Data items:
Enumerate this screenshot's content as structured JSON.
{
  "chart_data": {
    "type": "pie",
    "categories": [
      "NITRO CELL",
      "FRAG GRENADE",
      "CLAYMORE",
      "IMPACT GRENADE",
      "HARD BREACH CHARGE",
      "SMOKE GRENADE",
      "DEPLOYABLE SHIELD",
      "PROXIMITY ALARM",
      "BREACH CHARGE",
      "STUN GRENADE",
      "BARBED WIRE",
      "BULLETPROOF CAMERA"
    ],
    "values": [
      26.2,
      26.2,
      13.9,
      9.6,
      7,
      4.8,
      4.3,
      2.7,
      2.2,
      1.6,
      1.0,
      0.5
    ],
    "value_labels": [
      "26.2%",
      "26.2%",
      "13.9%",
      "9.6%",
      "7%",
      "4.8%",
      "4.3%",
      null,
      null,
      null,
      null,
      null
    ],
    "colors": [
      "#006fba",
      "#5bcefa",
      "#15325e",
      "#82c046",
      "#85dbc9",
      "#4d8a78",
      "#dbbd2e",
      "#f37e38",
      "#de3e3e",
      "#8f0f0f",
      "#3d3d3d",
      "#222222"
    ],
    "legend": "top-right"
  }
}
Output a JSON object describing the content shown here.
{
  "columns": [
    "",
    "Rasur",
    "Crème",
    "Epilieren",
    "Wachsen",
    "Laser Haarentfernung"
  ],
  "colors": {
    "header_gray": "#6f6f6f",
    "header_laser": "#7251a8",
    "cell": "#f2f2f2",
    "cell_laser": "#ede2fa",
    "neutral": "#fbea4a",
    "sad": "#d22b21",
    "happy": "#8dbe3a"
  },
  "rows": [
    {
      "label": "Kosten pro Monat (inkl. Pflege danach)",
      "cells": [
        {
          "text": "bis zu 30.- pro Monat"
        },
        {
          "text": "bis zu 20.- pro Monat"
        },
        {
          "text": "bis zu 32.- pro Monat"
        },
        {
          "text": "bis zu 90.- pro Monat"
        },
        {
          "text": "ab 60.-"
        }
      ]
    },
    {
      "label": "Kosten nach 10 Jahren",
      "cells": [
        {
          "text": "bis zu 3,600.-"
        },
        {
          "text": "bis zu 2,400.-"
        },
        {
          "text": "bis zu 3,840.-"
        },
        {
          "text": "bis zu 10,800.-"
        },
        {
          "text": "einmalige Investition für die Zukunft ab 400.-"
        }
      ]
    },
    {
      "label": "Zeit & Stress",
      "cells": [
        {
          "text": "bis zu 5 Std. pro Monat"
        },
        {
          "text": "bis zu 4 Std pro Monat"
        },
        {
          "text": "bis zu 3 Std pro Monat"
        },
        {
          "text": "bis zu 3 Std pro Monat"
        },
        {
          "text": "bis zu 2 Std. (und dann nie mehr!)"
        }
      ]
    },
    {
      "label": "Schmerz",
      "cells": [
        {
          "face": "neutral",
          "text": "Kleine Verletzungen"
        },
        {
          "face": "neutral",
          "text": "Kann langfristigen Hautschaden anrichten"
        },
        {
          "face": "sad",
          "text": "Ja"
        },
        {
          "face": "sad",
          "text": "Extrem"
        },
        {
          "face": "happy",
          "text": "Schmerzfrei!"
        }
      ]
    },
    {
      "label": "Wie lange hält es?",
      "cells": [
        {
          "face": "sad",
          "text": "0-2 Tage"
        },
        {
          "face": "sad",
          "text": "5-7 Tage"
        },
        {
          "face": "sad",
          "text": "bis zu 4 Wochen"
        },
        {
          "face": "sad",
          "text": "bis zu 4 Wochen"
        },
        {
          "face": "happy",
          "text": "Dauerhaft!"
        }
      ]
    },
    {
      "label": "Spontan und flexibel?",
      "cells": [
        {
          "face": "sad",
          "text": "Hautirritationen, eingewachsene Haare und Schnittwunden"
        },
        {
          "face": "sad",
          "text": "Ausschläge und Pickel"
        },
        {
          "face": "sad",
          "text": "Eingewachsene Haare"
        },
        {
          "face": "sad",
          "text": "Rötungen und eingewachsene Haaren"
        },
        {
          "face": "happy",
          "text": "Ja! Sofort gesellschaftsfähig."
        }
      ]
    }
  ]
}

What you will do - In the records above, collect each line with "JSON".

Written reply -
Enumerate this screenshot's content as structured JSON.
Output a JSON object describing the content shown here.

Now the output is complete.